◆ **WORK INSTRUCTIONS**
Copy each line below that contains "different".

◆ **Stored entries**
===
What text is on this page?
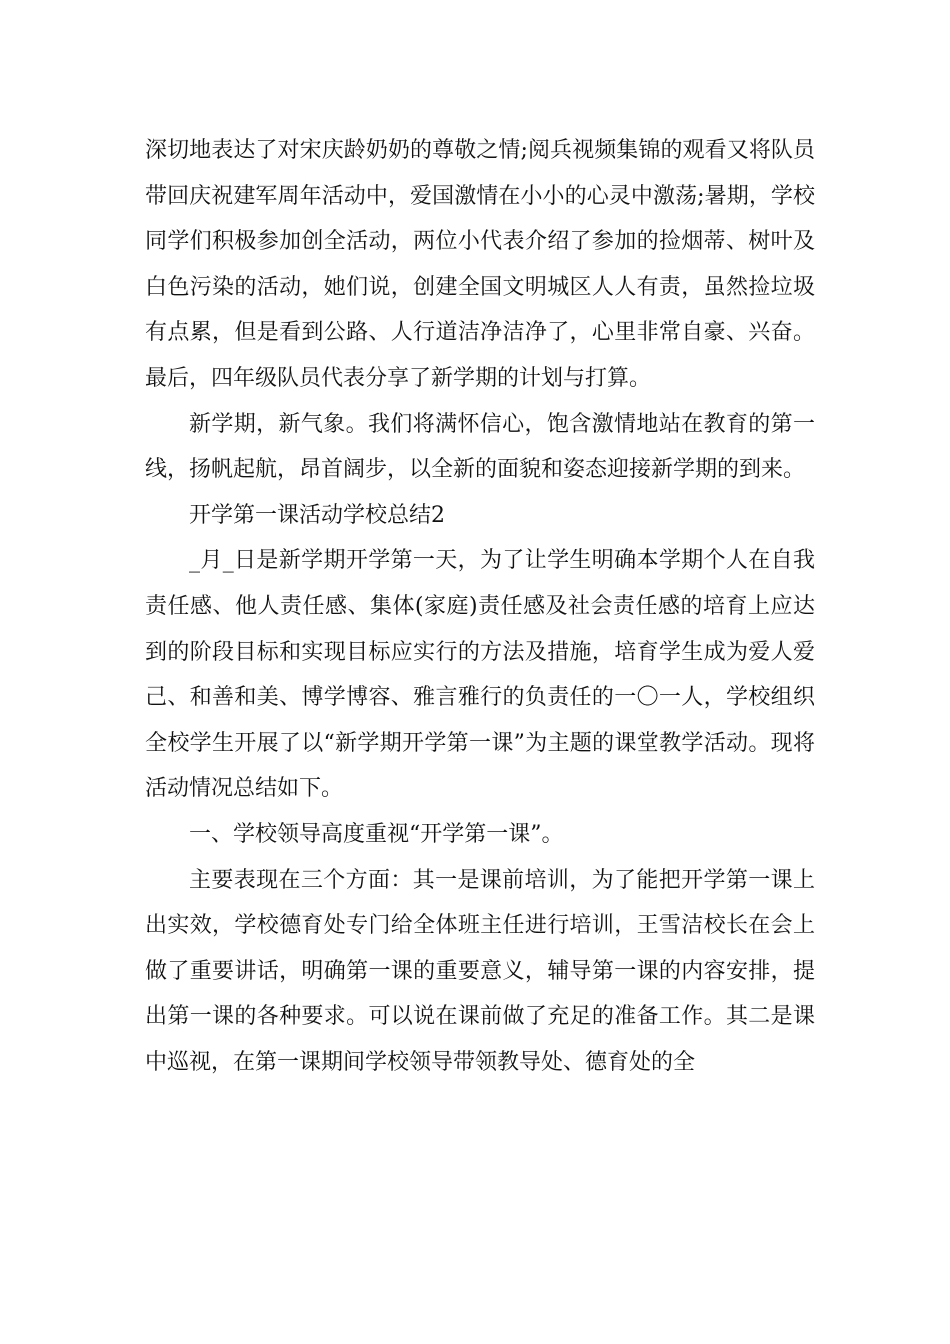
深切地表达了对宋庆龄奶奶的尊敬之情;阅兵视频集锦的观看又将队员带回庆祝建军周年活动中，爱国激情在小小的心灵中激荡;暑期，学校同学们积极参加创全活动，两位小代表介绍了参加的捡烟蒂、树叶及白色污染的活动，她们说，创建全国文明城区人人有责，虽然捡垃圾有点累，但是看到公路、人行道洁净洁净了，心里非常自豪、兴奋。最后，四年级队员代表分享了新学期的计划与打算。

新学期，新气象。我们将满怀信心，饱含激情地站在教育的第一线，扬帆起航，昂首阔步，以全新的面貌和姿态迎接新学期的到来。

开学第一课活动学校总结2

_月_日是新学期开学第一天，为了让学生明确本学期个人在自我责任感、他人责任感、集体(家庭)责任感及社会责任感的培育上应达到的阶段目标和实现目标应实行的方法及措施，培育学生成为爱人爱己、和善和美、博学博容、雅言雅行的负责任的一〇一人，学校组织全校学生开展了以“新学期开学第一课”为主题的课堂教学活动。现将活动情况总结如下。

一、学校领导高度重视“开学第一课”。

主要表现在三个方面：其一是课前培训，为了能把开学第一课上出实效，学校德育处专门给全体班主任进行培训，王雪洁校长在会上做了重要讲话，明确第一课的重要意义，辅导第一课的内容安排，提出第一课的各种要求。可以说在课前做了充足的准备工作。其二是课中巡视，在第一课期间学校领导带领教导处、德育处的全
===
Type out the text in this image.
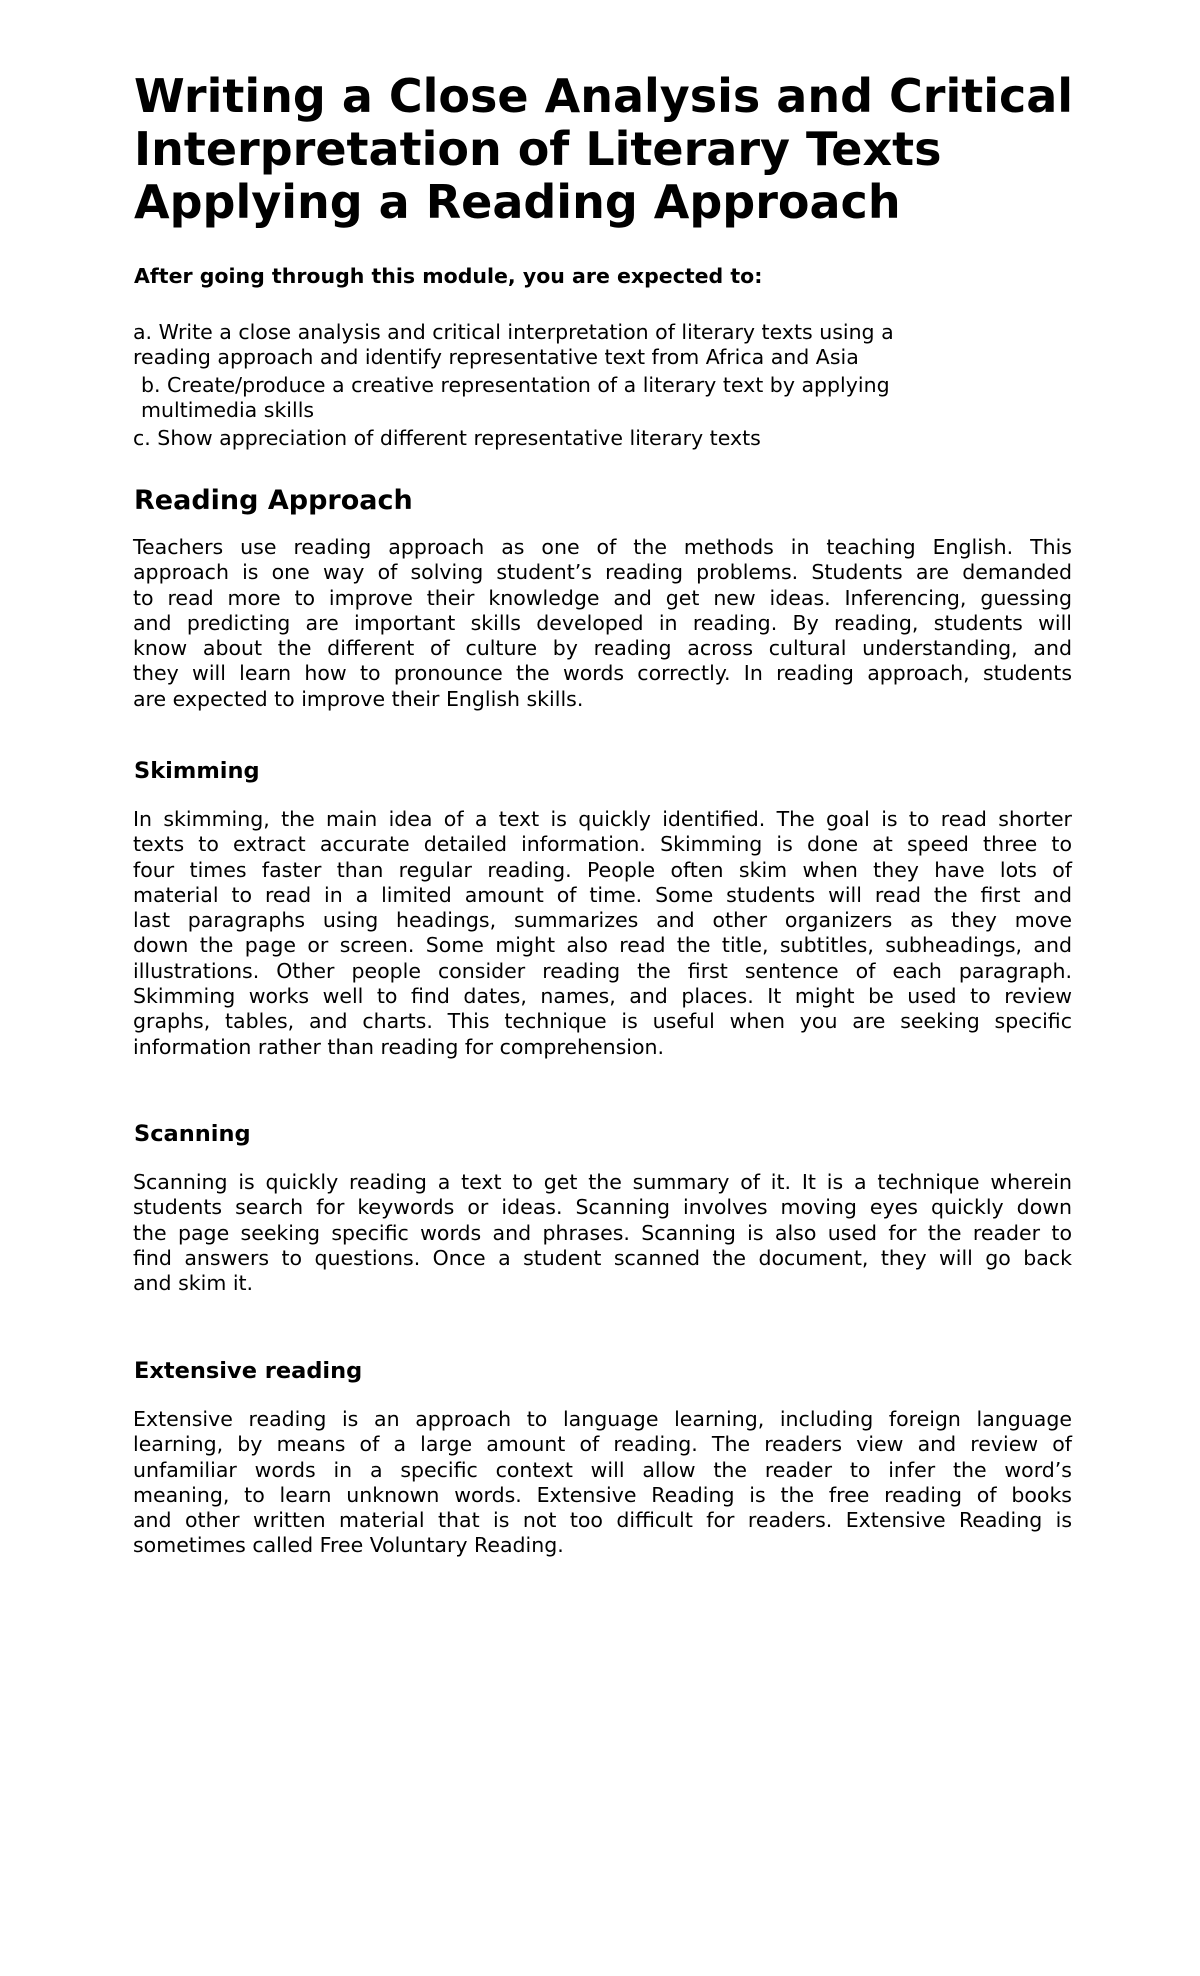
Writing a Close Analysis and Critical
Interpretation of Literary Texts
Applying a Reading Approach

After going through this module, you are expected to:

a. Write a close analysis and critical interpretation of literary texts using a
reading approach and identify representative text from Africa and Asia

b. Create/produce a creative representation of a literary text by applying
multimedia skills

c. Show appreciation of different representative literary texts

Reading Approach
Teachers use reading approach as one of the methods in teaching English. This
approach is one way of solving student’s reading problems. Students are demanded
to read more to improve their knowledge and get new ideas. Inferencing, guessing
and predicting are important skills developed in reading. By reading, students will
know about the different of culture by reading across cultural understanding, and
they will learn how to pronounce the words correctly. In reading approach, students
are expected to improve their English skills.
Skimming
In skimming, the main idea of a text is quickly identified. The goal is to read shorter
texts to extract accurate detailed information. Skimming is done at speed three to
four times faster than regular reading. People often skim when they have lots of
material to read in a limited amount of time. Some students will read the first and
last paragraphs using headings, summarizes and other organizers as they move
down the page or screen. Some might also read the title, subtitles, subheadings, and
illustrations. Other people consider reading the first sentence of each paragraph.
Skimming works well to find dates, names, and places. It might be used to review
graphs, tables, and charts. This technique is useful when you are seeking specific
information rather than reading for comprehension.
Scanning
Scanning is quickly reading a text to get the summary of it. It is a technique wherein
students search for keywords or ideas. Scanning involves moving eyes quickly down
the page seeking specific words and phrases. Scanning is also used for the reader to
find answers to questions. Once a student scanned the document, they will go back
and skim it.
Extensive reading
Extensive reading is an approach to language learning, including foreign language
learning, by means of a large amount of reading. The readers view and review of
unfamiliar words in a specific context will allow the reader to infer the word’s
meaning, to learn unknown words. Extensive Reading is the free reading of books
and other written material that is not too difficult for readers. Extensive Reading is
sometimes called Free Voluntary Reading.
===
◆ **SOLUTION TO THIS PROBLEM**
c. Show appreciation of different representative literary texts
know about the different of culture by reading across cultural understanding, and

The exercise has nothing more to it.